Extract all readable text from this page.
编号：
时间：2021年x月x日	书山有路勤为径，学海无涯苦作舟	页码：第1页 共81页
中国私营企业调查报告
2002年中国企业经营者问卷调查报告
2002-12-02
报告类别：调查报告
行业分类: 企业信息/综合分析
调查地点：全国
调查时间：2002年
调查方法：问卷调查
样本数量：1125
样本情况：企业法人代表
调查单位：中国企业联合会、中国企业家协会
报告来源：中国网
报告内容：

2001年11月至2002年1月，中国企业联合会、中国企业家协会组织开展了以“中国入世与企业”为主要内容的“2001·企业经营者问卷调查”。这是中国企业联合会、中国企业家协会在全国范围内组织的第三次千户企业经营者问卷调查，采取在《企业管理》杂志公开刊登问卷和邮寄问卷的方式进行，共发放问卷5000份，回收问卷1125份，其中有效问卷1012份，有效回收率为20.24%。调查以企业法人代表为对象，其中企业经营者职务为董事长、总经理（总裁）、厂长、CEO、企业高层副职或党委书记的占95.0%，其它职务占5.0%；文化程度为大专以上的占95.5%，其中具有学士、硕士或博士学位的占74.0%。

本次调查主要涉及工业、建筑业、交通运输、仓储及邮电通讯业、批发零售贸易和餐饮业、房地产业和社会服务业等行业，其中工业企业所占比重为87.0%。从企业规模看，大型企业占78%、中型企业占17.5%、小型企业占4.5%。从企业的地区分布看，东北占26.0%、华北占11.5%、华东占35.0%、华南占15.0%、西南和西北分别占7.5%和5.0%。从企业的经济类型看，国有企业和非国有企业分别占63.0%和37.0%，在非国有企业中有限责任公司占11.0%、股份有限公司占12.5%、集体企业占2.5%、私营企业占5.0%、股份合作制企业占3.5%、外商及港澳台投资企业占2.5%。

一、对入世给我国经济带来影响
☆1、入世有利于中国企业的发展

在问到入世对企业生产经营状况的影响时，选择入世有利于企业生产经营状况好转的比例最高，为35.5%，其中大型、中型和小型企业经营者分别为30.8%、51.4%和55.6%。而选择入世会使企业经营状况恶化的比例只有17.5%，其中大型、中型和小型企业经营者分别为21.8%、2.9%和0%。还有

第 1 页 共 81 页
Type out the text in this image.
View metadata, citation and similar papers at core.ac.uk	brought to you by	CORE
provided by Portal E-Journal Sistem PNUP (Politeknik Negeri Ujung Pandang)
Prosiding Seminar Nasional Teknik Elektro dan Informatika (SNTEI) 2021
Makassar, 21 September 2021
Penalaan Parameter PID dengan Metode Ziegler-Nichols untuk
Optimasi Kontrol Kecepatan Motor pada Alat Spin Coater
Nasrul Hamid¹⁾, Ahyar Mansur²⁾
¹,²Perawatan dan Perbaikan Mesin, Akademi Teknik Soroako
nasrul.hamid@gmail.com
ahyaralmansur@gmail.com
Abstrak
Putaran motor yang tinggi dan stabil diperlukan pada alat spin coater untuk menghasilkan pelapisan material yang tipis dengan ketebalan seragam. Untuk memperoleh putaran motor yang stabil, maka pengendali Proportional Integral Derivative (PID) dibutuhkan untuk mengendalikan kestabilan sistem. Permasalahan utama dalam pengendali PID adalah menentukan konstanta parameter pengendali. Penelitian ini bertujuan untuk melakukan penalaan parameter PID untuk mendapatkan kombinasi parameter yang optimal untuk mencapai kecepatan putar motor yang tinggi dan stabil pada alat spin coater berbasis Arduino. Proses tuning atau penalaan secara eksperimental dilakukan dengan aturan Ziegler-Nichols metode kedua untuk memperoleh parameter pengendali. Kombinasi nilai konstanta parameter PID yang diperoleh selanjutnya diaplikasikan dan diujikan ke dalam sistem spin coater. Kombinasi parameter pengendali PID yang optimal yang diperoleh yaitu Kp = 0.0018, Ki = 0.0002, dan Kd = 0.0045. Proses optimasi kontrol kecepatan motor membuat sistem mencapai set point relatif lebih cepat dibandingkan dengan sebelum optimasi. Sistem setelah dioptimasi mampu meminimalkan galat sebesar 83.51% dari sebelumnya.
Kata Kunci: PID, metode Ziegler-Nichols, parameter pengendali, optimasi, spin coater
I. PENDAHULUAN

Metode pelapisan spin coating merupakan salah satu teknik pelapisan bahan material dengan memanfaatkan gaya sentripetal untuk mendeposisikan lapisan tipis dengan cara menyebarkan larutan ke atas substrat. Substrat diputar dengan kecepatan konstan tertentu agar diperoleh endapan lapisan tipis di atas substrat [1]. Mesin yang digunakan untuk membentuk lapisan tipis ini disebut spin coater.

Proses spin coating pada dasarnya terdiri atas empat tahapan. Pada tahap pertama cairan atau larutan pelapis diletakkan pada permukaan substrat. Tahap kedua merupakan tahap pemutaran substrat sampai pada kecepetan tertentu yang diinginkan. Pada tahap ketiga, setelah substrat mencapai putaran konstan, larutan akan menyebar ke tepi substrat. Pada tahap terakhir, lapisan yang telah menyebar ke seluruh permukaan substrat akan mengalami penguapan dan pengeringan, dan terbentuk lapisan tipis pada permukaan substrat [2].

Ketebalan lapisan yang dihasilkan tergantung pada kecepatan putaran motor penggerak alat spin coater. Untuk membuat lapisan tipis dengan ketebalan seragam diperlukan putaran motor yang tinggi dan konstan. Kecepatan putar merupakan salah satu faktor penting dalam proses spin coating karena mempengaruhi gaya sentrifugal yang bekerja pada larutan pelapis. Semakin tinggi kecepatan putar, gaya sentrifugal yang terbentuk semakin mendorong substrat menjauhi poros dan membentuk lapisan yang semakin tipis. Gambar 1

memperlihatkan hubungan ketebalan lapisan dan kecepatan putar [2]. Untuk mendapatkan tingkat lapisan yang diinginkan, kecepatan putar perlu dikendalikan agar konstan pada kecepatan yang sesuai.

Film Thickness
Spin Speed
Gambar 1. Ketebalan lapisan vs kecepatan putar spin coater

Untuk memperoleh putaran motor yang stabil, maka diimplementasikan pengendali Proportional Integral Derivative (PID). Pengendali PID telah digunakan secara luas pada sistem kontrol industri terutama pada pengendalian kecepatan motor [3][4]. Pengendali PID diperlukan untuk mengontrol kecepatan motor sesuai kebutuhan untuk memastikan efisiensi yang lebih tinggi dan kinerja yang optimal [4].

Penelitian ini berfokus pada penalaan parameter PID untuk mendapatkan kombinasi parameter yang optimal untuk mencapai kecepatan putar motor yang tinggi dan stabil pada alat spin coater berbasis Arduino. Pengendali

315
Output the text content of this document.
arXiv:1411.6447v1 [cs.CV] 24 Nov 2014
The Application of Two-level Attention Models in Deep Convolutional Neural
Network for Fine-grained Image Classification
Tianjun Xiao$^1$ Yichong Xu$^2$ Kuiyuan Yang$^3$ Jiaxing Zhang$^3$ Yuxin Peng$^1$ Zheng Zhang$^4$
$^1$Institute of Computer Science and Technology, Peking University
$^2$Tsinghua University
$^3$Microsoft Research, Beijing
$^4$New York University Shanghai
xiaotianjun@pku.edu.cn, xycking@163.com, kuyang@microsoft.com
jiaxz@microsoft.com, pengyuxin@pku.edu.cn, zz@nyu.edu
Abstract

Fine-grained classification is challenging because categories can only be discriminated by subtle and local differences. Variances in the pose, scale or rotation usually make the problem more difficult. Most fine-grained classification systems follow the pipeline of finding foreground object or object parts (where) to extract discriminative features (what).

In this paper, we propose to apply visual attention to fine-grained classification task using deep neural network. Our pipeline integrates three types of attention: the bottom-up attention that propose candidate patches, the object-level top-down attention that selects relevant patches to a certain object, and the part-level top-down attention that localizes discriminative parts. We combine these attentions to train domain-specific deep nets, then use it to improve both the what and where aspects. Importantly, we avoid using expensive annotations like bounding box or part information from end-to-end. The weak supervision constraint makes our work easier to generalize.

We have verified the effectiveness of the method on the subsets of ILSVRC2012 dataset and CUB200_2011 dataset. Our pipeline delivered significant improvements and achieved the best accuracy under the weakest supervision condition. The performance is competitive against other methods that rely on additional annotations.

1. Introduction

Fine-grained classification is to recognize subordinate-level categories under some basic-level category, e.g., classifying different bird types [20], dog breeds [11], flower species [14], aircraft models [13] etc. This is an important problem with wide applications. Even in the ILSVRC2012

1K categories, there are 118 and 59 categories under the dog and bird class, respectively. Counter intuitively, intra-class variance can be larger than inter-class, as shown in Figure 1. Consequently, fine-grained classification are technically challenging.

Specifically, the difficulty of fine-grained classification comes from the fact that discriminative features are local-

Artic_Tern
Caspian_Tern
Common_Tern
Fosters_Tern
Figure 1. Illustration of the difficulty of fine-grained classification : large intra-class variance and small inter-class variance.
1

━━━━━━━━━━━━━━━━

● INSTRUCTIONS FOR THE TASK: In the entries above, identify each line that includes the string "中国企业联合会", then copy it.

● OUTPUT OF THE EXERCISE:
调查单位：中国企业联合会、中国企业家协会
2001年11月至2002年1月，中国企业联合会、中国企业家协会组织开展了以“中国入世与企业”为主要内容的“2001·企业经营者问卷调查”。这是中国企业联合会、中国企业家协会在全国范围内组织的第三次千户企业经营者问卷调查，采取在《企业管理》杂志公开刊登问卷和邮寄问卷的方式进行，共发放问卷5000份，回收问卷1125份，其中有效问卷1012份，有效回收率为20.24%。调查以企业法人代表为对象，其中企业经营者职务为董事长、总经理（总裁）、厂长、CEO、企业高层副职或党委书记的占95.0%，其它职务占5.0%；文化程度为大专以上的占95.5%，其中具有学士、硕士或博士学位的占74.0%。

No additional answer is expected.